**What is expected:** Count every line in the following entries where the word "radius" appears. Give the count alone.

**Data listing:**
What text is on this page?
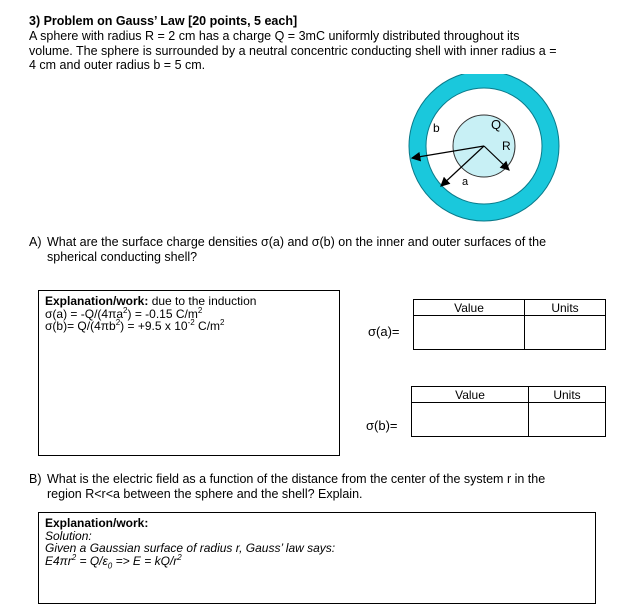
3) Problem on Gauss’ Law [20 points, 5 each]
A sphere with radius R = 2 cm has a charge Q = 3mC uniformly distributed throughout its
volume. The sphere is surrounded by a neutral concentric conducting shell with inner radius a =
4 cm and outer radius b = 5 cm.
b	Q
R
a
A) What are the surface charge densities σ(a) and σ(b) on the inner and outer surfaces of the
spherical conducting shell?
Explanation/work: due to the induction
$\sigma(a) = -Q/(4\pi a^2) = -0.15$ $C/m^2$
$\sigma(b)= Q/(4\pi b^2) = +9.5$ x $10^{-2}$ $C/m^2$
σ(a)=
Value	Units

σ(b)=
Value	Units

B) What is the electric field as a function of the distance from the center of the system r in the
region R<r<a between the sphere and the shell? Explain.
Explanation/work:
Solution:
Given a Gaussian surface of radius r, Gauss’ law says:
$E4\pi r^2 = Q/\varepsilon_0 => E = kQ/r^2$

**The answer:** 4